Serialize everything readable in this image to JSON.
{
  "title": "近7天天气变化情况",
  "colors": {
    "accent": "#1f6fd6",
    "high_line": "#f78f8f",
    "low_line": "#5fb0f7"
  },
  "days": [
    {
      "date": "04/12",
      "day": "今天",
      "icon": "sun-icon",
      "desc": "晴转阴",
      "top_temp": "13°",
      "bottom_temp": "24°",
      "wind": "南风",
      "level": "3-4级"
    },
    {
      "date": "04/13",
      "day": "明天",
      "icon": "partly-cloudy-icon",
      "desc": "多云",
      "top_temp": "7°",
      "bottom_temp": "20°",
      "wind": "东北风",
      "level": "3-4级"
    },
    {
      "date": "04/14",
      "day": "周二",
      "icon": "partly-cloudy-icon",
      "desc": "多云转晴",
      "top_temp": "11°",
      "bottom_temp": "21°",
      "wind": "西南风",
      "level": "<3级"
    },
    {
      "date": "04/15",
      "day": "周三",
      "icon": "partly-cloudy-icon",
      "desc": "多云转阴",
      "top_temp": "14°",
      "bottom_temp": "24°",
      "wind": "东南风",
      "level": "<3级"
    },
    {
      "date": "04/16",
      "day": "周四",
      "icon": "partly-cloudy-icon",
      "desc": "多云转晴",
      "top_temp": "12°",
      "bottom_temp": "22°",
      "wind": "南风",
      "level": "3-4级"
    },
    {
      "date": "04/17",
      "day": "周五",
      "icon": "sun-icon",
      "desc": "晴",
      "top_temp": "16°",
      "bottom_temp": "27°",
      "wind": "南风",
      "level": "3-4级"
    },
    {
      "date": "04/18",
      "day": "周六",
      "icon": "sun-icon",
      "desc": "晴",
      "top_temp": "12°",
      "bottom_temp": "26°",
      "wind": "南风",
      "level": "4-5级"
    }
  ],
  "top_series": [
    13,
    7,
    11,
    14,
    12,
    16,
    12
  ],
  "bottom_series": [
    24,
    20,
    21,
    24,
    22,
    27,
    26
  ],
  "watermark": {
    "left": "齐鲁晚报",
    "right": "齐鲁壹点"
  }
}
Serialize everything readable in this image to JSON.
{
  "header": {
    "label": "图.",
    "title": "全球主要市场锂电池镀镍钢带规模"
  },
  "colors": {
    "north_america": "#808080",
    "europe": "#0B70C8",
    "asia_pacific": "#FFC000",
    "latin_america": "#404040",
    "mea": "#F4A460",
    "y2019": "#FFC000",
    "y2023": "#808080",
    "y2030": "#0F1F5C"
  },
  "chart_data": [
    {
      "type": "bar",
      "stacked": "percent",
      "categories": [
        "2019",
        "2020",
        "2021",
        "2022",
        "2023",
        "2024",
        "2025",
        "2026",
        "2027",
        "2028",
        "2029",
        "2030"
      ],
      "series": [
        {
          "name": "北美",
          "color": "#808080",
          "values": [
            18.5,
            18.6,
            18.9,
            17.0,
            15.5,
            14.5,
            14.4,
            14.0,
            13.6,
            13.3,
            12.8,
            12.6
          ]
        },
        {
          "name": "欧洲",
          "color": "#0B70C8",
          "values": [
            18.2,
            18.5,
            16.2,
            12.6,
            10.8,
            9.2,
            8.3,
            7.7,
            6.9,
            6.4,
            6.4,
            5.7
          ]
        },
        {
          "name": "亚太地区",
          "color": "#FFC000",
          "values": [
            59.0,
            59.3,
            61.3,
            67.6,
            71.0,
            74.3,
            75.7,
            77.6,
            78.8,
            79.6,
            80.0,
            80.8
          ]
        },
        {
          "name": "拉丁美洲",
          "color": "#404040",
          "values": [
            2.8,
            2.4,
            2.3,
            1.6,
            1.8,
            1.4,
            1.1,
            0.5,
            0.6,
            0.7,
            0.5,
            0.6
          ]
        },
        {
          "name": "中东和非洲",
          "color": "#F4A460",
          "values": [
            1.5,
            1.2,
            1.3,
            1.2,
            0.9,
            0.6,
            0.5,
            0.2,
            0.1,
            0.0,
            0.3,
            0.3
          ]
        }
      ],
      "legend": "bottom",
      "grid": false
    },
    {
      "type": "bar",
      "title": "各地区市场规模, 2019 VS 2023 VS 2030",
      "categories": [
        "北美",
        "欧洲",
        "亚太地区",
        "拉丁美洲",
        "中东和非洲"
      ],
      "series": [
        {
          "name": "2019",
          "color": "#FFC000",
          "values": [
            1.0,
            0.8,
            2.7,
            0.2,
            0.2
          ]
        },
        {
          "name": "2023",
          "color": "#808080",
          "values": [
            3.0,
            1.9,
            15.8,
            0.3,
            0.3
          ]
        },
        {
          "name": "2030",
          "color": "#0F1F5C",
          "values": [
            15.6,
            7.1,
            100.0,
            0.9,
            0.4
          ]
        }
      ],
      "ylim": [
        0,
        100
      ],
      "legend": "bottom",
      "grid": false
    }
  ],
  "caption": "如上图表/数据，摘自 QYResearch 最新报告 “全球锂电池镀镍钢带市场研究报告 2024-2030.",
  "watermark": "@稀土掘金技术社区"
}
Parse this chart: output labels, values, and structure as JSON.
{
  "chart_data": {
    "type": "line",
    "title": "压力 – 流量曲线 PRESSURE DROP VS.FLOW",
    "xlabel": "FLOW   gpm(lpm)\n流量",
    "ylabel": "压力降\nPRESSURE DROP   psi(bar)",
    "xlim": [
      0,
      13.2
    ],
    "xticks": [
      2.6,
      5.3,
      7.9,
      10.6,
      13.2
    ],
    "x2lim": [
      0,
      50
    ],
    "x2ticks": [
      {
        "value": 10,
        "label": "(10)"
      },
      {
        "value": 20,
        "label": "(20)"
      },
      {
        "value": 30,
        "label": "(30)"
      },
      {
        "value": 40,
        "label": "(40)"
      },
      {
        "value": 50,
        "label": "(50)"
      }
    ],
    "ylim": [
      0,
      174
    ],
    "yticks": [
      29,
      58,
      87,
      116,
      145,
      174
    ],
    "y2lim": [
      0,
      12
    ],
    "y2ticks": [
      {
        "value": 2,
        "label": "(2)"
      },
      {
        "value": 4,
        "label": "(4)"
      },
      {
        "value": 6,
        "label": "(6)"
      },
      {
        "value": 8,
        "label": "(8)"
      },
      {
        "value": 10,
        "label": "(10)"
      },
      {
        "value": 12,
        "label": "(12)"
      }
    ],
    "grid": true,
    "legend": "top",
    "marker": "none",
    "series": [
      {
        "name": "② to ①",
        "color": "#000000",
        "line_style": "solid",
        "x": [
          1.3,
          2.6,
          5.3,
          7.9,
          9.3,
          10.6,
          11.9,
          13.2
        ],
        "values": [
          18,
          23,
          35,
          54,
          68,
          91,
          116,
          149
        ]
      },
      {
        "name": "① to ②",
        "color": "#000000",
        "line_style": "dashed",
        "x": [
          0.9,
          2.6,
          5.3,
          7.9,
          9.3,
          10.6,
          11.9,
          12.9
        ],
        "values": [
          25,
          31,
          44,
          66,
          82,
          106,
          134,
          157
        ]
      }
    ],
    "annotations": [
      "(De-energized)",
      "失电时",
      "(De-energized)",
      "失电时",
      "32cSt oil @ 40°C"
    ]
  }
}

=====

◆ Exercise directions ◆
Take the entries above and transcribe them exactly.

◆ Exercise response ◆
Serialize everything readable in this image to JSON.
{
  "title": "近7天天气变化情况",
  "colors": {
    "accent": "#1f6fd6",
    "high_line": "#f78f8f",
    "low_line": "#5fb0f7"
  },
  "days": [
    {
      "date": "04/12",
      "day": "今天",
      "icon": "sun-icon",
      "desc": "晴转阴",
      "top_temp": "13°",
      "bottom_temp": "24°",
      "wind": "南风",
      "level": "3-4级"
    },
    {
      "date": "04/13",
      "day": "明天",
      "icon": "partly-cloudy-icon",
      "desc": "多云",
      "top_temp": "7°",
      "bottom_temp": "20°",
      "wind": "东北风",
      "level": "3-4级"
    },
    {
      "date": "04/14",
      "day": "周二",
      "icon": "partly-cloudy-icon",
      "desc": "多云转晴",
      "top_temp": "11°",
      "bottom_temp": "21°",
      "wind": "西南风",
      "level": "<3级"
    },
    {
      "date": "04/15",
      "day": "周三",
      "icon": "partly-cloudy-icon",
      "desc": "多云转阴",
      "top_temp": "14°",
      "bottom_temp": "24°",
      "wind": "东南风",
      "level": "<3级"
    },
    {
      "date": "04/16",
      "day": "周四",
      "icon": "partly-cloudy-icon",
      "desc": "多云转晴",
      "top_temp": "12°",
      "bottom_temp": "22°",
      "wind": "南风",
      "level": "3-4级"
    },
    {
      "date": "04/17",
      "day": "周五",
      "icon": "sun-icon",
      "desc": "晴",
      "top_temp": "16°",
      "bottom_temp": "27°",
      "wind": "南风",
      "level": "3-4级"
    },
    {
      "date": "04/18",
      "day": "周六",
      "icon": "sun-icon",
      "desc": "晴",
      "top_temp": "12°",
      "bottom_temp": "26°",
      "wind": "南风",
      "level": "4-5级"
    }
  ],
  "top_series": [
    13,
    7,
    11,
    14,
    12,
    16,
    12
  ],
  "bottom_series": [
    24,
    20,
    21,
    24,
    22,
    27,
    26
  ],
  "watermark": {
    "left": "齐鲁晚报",
    "right": "齐鲁壹点"
  }
}
Serialize everything readable in this image to JSON.
{
  "header": {
    "label": "图.",
    "title": "全球主要市场锂电池镀镍钢带规模"
  },
  "colors": {
    "north_america": "#808080",
    "europe": "#0B70C8",
    "asia_pacific": "#FFC000",
    "latin_america": "#404040",
    "mea": "#F4A460",
    "y2019": "#FFC000",
    "y2023": "#808080",
    "y2030": "#0F1F5C"
  },
  "chart_data": [
    {
      "type": "bar",
      "stacked": "percent",
      "categories": [
        "2019",
        "2020",
        "2021",
        "2022",
        "2023",
        "2024",
        "2025",
        "2026",
        "2027",
        "2028",
        "2029",
        "2030"
      ],
      "series": [
        {
          "name": "北美",
          "color": "#808080",
          "values": [
            18.5,
            18.6,
            18.9,
            17.0,
            15.5,
            14.5,
            14.4,
            14.0,
            13.6,
            13.3,
            12.8,
            12.6
          ]
        },
        {
          "name": "欧洲",
          "color": "#0B70C8",
          "values": [
            18.2,
            18.5,
            16.2,
            12.6,
            10.8,
            9.2,
            8.3,
            7.7,
            6.9,
            6.4,
            6.4,
            5.7
          ]
        },
        {
          "name": "亚太地区",
          "color": "#FFC000",
          "values": [
            59.0,
            59.3,
            61.3,
            67.6,
            71.0,
            74.3,
            75.7,
            77.6,
            78.8,
            79.6,
            80.0,
            80.8
          ]
        },
        {
          "name": "拉丁美洲",
          "color": "#404040",
          "values": [
            2.8,
            2.4,
            2.3,
            1.6,
            1.8,
            1.4,
            1.1,
            0.5,
            0.6,
            0.7,
            0.5,
            0.6
          ]
        },
        {
          "name": "中东和非洲",
          "color": "#F4A460",
          "values": [
            1.5,
            1.2,
            1.3,
            1.2,
            0.9,
            0.6,
            0.5,
            0.2,
            0.1,
            0.0,
            0.3,
            0.3
          ]
        }
      ],
      "legend": "bottom",
      "grid": false
    },
    {
      "type": "bar",
      "title": "各地区市场规模, 2019 VS 2023 VS 2030",
      "categories": [
        "北美",
        "欧洲",
        "亚太地区",
        "拉丁美洲",
        "中东和非洲"
      ],
      "series": [
        {
          "name": "2019",
          "color": "#FFC000",
          "values": [
            1.0,
            0.8,
            2.7,
            0.2,
            0.2
          ]
        },
        {
          "name": "2023",
          "color": "#808080",
          "values": [
            3.0,
            1.9,
            15.8,
            0.3,
            0.3
          ]
        },
        {
          "name": "2030",
          "color": "#0F1F5C",
          "values": [
            15.6,
            7.1,
            100.0,
            0.9,
            0.4
          ]
        }
      ],
      "ylim": [
        0,
        100
      ],
      "legend": "bottom",
      "grid": false
    }
  ],
  "caption": "如上图表/数据，摘自 QYResearch 最新报告 “全球锂电池镀镍钢带市场研究报告 2024-2030.",
  "watermark": "@稀土掘金技术社区"
}
Parse this chart: output labels, values, and structure as JSON.
{
  "chart_data": {
    "type": "line",
    "title": "压力 – 流量曲线 PRESSURE DROP VS.FLOW",
    "xlabel": "FLOW   gpm(lpm)\n流量",
    "ylabel": "压力降\nPRESSURE DROP   psi(bar)",
    "xlim": [
      0,
      13.2
    ],
    "xticks": [
      2.6,
      5.3,
      7.9,
      10.6,
      13.2
    ],
    "x2lim": [
      0,
      50
    ],
    "x2ticks": [
      {
        "value": 10,
        "label": "(10)"
      },
      {
        "value": 20,
        "label": "(20)"
      },
      {
        "value": 30,
        "label": "(30)"
      },
      {
        "value": 40,
        "label": "(40)"
      },
      {
        "value": 50,
        "label": "(50)"
      }
    ],
    "ylim": [
      0,
      174
    ],
    "yticks": [
      29,
      58,
      87,
      116,
      145,
      174
    ],
    "y2lim": [
      0,
      12
    ],
    "y2ticks": [
      {
        "value": 2,
        "label": "(2)"
      },
      {
        "value": 4,
        "label": "(4)"
      },
      {
        "value": 6,
        "label": "(6)"
      },
      {
        "value": 8,
        "label": "(8)"
      },
      {
        "value": 10,
        "label": "(10)"
      },
      {
        "value": 12,
        "label": "(12)"
      }
    ],
    "grid": true,
    "legend": "top",
    "marker": "none",
    "series": [
      {
        "name": "② to ①",
        "color": "#000000",
        "line_style": "solid",
        "x": [
          1.3,
          2.6,
          5.3,
          7.9,
          9.3,
          10.6,
          11.9,
          13.2
        ],
        "values": [
          18,
          23,
          35,
          54,
          68,
          91,
          116,
          149
        ]
      },
      {
        "name": "① to ②",
        "color": "#000000",
        "line_style": "dashed",
        "x": [
          0.9,
          2.6,
          5.3,
          7.9,
          9.3,
          10.6,
          11.9,
          12.9
        ],
        "values": [
          25,
          31,
          44,
          66,
          82,
          106,
          134,
          157
        ]
      }
    ],
    "annotations": [
      "(De-energized)",
      "失电时",
      "(De-energized)",
      "失电时",
      "32cSt oil @ 40°C"
    ]
  }
}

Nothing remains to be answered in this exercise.